[START ENTRIES SHOWN]

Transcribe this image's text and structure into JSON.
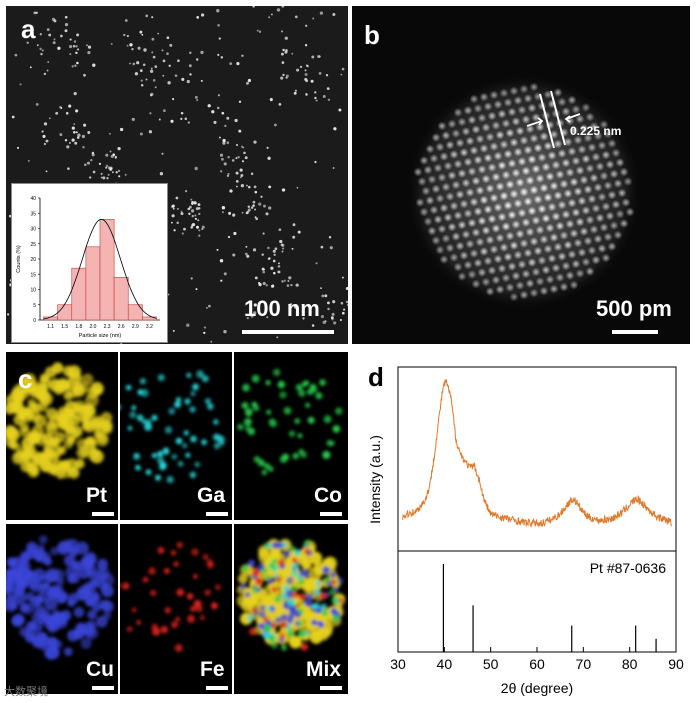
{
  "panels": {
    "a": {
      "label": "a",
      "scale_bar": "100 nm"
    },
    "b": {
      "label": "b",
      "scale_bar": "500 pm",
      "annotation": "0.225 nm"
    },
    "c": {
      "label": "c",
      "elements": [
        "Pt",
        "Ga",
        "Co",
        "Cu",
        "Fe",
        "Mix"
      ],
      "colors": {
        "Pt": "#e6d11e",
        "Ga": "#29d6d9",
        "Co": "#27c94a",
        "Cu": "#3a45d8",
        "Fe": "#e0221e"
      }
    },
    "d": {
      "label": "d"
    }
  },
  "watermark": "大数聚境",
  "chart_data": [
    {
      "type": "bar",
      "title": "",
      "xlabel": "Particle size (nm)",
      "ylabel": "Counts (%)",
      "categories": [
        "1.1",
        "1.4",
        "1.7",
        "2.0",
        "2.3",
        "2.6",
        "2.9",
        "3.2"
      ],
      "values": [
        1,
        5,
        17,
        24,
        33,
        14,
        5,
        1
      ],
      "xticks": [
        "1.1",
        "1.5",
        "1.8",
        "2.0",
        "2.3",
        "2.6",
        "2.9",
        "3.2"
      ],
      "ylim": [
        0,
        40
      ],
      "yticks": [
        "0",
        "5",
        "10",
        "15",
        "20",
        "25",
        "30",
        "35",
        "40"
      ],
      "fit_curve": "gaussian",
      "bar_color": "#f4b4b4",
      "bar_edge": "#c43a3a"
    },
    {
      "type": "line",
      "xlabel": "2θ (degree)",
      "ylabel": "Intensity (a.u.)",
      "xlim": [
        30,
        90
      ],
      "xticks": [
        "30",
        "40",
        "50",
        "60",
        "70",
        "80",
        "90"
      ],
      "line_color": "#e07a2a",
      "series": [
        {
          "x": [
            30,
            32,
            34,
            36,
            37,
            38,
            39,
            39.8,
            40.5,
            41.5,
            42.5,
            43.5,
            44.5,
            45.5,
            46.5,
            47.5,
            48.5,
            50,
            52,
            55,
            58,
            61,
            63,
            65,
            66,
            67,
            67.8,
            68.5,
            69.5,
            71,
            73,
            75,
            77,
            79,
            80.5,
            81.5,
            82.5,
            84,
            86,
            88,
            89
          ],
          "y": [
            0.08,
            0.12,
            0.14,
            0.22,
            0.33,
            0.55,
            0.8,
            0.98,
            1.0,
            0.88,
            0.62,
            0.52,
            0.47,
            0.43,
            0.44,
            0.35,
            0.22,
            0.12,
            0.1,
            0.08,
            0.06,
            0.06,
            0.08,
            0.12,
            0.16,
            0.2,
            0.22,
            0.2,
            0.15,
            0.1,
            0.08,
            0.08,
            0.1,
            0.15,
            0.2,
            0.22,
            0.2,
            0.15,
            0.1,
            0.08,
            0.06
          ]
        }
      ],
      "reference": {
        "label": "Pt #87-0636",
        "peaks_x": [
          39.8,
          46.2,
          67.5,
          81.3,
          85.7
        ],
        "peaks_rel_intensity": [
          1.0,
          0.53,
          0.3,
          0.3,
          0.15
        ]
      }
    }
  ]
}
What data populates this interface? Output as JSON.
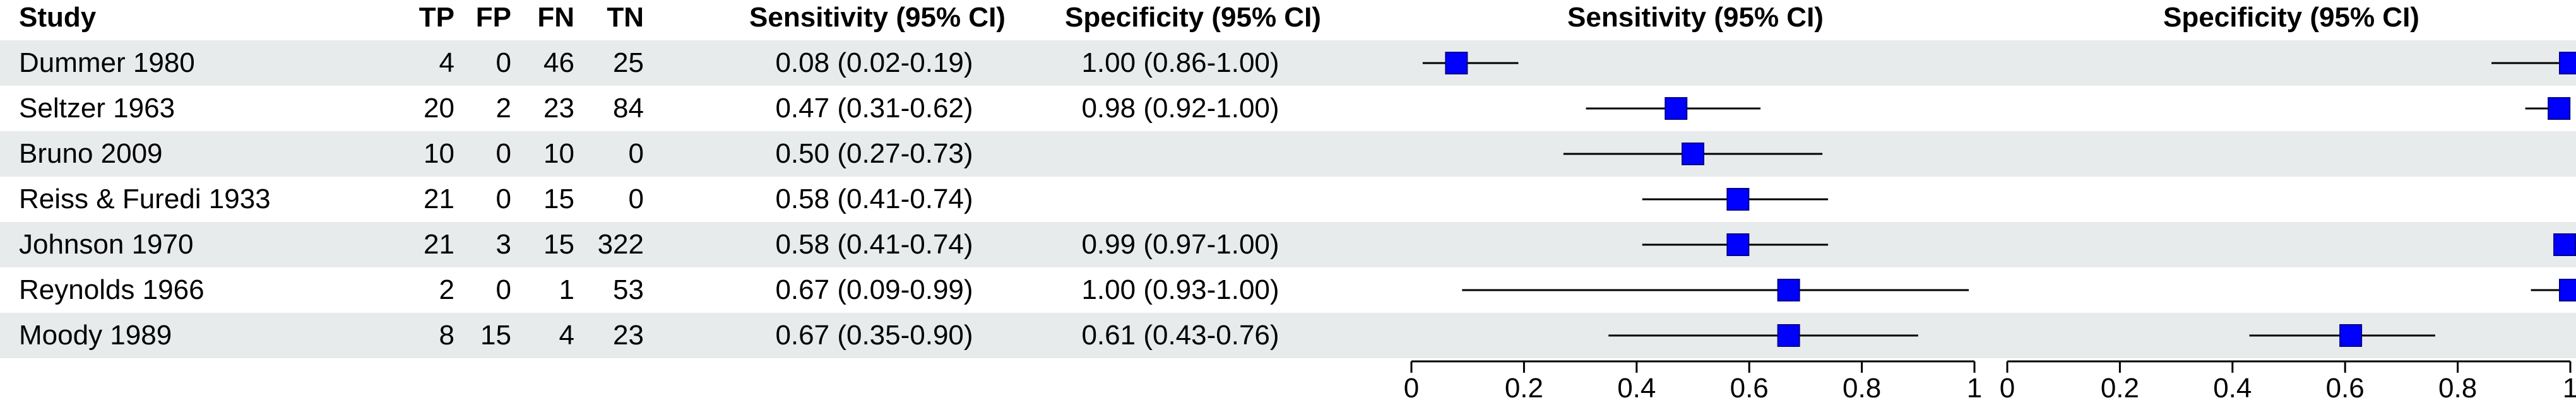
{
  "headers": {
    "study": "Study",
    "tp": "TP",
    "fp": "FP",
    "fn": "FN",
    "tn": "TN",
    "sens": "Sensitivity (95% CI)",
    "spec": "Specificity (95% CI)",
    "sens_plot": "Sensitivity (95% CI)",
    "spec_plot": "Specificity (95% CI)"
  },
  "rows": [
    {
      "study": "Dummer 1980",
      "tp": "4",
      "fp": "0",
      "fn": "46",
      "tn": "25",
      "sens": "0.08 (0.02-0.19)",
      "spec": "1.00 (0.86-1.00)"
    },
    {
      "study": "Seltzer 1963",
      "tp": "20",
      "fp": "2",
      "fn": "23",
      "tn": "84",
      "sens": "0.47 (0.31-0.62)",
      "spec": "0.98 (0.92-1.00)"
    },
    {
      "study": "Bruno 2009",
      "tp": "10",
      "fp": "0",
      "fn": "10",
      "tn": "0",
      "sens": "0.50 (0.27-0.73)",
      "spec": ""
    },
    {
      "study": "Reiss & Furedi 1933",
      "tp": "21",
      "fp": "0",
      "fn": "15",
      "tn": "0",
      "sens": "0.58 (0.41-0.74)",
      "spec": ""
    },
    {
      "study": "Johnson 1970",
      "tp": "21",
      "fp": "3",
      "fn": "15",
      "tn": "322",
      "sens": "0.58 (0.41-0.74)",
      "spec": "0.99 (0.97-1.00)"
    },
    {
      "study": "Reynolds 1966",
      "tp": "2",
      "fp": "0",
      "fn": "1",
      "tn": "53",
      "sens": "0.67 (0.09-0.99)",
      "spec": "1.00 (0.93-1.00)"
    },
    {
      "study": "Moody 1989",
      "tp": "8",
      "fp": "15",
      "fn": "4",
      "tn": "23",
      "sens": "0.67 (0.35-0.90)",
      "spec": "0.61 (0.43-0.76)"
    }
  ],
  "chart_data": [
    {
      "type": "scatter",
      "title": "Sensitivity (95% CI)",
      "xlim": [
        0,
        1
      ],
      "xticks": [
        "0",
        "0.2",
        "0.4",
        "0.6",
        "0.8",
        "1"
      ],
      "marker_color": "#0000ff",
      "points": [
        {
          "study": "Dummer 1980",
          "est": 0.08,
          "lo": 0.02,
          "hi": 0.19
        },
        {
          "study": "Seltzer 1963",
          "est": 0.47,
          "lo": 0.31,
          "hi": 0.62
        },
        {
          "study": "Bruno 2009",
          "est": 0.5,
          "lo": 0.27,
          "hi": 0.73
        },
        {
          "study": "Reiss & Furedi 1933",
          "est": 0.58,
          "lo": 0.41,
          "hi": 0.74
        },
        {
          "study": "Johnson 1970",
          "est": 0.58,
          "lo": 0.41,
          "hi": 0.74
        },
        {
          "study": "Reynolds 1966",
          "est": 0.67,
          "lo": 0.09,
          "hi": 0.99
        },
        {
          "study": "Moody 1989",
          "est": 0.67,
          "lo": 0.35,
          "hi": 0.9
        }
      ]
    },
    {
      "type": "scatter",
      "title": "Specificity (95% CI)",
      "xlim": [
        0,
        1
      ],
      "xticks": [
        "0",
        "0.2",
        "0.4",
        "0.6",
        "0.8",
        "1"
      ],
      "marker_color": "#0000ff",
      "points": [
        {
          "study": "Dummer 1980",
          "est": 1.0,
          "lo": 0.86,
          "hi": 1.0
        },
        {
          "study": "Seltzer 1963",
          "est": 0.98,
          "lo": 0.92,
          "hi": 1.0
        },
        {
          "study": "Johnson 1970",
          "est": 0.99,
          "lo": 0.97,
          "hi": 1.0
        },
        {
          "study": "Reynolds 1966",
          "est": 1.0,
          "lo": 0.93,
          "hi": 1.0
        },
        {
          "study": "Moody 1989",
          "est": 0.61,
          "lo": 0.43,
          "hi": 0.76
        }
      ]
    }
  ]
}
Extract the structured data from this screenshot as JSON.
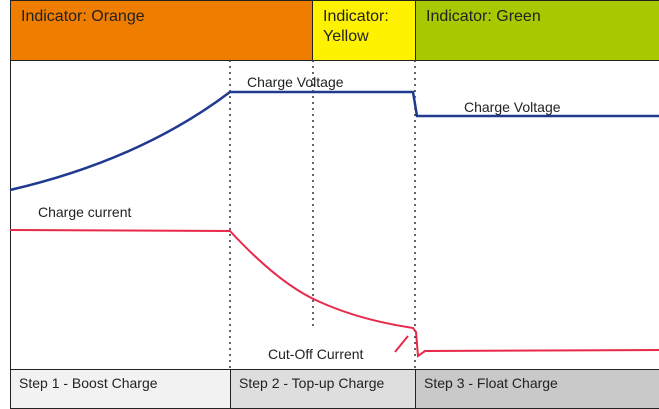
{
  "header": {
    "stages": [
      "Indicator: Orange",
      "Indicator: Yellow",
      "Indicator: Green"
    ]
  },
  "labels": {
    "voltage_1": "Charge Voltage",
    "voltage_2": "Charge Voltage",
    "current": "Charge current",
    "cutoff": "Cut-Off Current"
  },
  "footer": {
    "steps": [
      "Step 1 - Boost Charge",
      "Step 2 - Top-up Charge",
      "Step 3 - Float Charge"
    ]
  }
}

[END ENTRIES SHOWN]

-- REQUIREMENT --
Exclude the images and reproduce the remaining data exactly.

-- SOLVED EXERCISE --
Transcribe this image's text and structure into JSON.
{
  "panels": {
    "a": {
      "label": "a",
      "scale_bar": "100 nm"
    },
    "b": {
      "label": "b",
      "scale_bar": "500 pm",
      "annotation": "0.225 nm"
    },
    "c": {
      "label": "c",
      "elements": [
        "Pt",
        "Ga",
        "Co",
        "Cu",
        "Fe",
        "Mix"
      ],
      "colors": {
        "Pt": "#e6d11e",
        "Ga": "#29d6d9",
        "Co": "#27c94a",
        "Cu": "#3a45d8",
        "Fe": "#e0221e"
      }
    },
    "d": {
      "label": "d"
    }
  },
  "watermark": "大数聚境",
  "chart_data": [
    {
      "type": "bar",
      "title": "",
      "xlabel": "Particle size (nm)",
      "ylabel": "Counts (%)",
      "categories": [
        "1.1",
        "1.4",
        "1.7",
        "2.0",
        "2.3",
        "2.6",
        "2.9",
        "3.2"
      ],
      "values": [
        1,
        5,
        17,
        24,
        33,
        14,
        5,
        1
      ],
      "xticks": [
        "1.1",
        "1.5",
        "1.8",
        "2.0",
        "2.3",
        "2.6",
        "2.9",
        "3.2"
      ],
      "ylim": [
        0,
        40
      ],
      "yticks": [
        "0",
        "5",
        "10",
        "15",
        "20",
        "25",
        "30",
        "35",
        "40"
      ],
      "fit_curve": "gaussian",
      "bar_color": "#f4b4b4",
      "bar_edge": "#c43a3a"
    },
    {
      "type": "line",
      "xlabel": "2θ (degree)",
      "ylabel": "Intensity (a.u.)",
      "xlim": [
        30,
        90
      ],
      "xticks": [
        "30",
        "40",
        "50",
        "60",
        "70",
        "80",
        "90"
      ],
      "line_color": "#e07a2a",
      "series": [
        {
          "x": [
            30,
            32,
            34,
            36,
            37,
            38,
            39,
            39.8,
            40.5,
            41.5,
            42.5,
            43.5,
            44.5,
            45.5,
            46.5,
            47.5,
            48.5,
            50,
            52,
            55,
            58,
            61,
            63,
            65,
            66,
            67,
            67.8,
            68.5,
            69.5,
            71,
            73,
            75,
            77,
            79,
            80.5,
            81.5,
            82.5,
            84,
            86,
            88,
            89
          ],
          "y": [
            0.08,
            0.12,
            0.14,
            0.22,
            0.33,
            0.55,
            0.8,
            0.98,
            1.0,
            0.88,
            0.62,
            0.52,
            0.47,
            0.43,
            0.44,
            0.35,
            0.22,
            0.12,
            0.1,
            0.08,
            0.06,
            0.06,
            0.08,
            0.12,
            0.16,
            0.2,
            0.22,
            0.2,
            0.15,
            0.1,
            0.08,
            0.08,
            0.1,
            0.15,
            0.2,
            0.22,
            0.2,
            0.15,
            0.1,
            0.08,
            0.06
          ]
        }
      ],
      "reference": {
        "label": "Pt #87-0636",
        "peaks_x": [
          39.8,
          46.2,
          67.5,
          81.3,
          85.7
        ],
        "peaks_rel_intensity": [
          1.0,
          0.53,
          0.3,
          0.3,
          0.15
        ]
      }
    }
  ]
}
What data populates this interface? Output as JSON.
{
  "headers": {
    "study": "Study",
    "tp": "TP",
    "fp": "FP",
    "fn": "FN",
    "tn": "TN",
    "sens": "Sensitivity (95% CI)",
    "spec": "Specificity (95% CI)",
    "sens_plot": "Sensitivity (95% CI)",
    "spec_plot": "Specificity (95% CI)"
  },
  "rows": [
    {
      "study": "Dummer 1980",
      "tp": "4",
      "fp": "0",
      "fn": "46",
      "tn": "25",
      "sens": "0.08 (0.02-0.19)",
      "spec": "1.00 (0.86-1.00)"
    },
    {
      "study": "Seltzer 1963",
      "tp": "20",
      "fp": "2",
      "fn": "23",
      "tn": "84",
      "sens": "0.47 (0.31-0.62)",
      "spec": "0.98 (0.92-1.00)"
    },
    {
      "study": "Bruno 2009",
      "tp": "10",
      "fp": "0",
      "fn": "10",
      "tn": "0",
      "sens": "0.50 (0.27-0.73)",
      "spec": ""
    },
    {
      "study": "Reiss & Furedi 1933",
      "tp": "21",
      "fp": "0",
      "fn": "15",
      "tn": "0",
      "sens": "0.58 (0.41-0.74)",
      "spec": ""
    },
    {
      "study": "Johnson 1970",
      "tp": "21",
      "fp": "3",
      "fn": "15",
      "tn": "322",
      "sens": "0.58 (0.41-0.74)",
      "spec": "0.99 (0.97-1.00)"
    },
    {
      "study": "Reynolds 1966",
      "tp": "2",
      "fp": "0",
      "fn": "1",
      "tn": "53",
      "sens": "0.67 (0.09-0.99)",
      "spec": "1.00 (0.93-1.00)"
    },
    {
      "study": "Moody 1989",
      "tp": "8",
      "fp": "15",
      "fn": "4",
      "tn": "23",
      "sens": "0.67 (0.35-0.90)",
      "spec": "0.61 (0.43-0.76)"
    }
  ],
  "chart_data": [
    {
      "type": "scatter",
      "title": "Sensitivity (95% CI)",
      "xlim": [
        0,
        1
      ],
      "xticks": [
        "0",
        "0.2",
        "0.4",
        "0.6",
        "0.8",
        "1"
      ],
      "marker_color": "#0000ff",
      "points": [
        {
          "study": "Dummer 1980",
          "est": 0.08,
          "lo": 0.02,
          "hi": 0.19
        },
        {
          "study": "Seltzer 1963",
          "est": 0.47,
          "lo": 0.31,
          "hi": 0.62
        },
        {
          "study": "Bruno 2009",
          "est": 0.5,
          "lo": 0.27,
          "hi": 0.73
        },
        {
          "study": "Reiss & Furedi 1933",
          "est": 0.58,
          "lo": 0.41,
          "hi": 0.74
        },
        {
          "study": "Johnson 1970",
          "est": 0.58,
          "lo": 0.41,
          "hi": 0.74
        },
        {
          "study": "Reynolds 1966",
          "est": 0.67,
          "lo": 0.09,
          "hi": 0.99
        },
        {
          "study": "Moody 1989",
          "est": 0.67,
          "lo": 0.35,
          "hi": 0.9
        }
      ]
    },
    {
      "type": "scatter",
      "title": "Specificity (95% CI)",
      "xlim": [
        0,
        1
      ],
      "xticks": [
        "0",
        "0.2",
        "0.4",
        "0.6",
        "0.8",
        "1"
      ],
      "marker_color": "#0000ff",
      "points": [
        {
          "study": "Dummer 1980",
          "est": 1.0,
          "lo": 0.86,
          "hi": 1.0
        },
        {
          "study": "Seltzer 1963",
          "est": 0.98,
          "lo": 0.92,
          "hi": 1.0
        },
        {
          "study": "Johnson 1970",
          "est": 0.99,
          "lo": 0.97,
          "hi": 1.0
        },
        {
          "study": "Reynolds 1966",
          "est": 1.0,
          "lo": 0.93,
          "hi": 1.0
        },
        {
          "study": "Moody 1989",
          "est": 0.61,
          "lo": 0.43,
          "hi": 0.76
        }
      ]
    }
  ]
}
Extract the structured data from this screenshot as JSON.
{
  "header": {
    "stages": [
      "Indicator: Orange",
      "Indicator: Yellow",
      "Indicator: Green"
    ]
  },
  "labels": {
    "voltage_1": "Charge Voltage",
    "voltage_2": "Charge Voltage",
    "current": "Charge current",
    "cutoff": "Cut-Off Current"
  },
  "footer": {
    "steps": [
      "Step 1 - Boost Charge",
      "Step 2 - Top-up Charge",
      "Step 3 - Float Charge"
    ]
  }
}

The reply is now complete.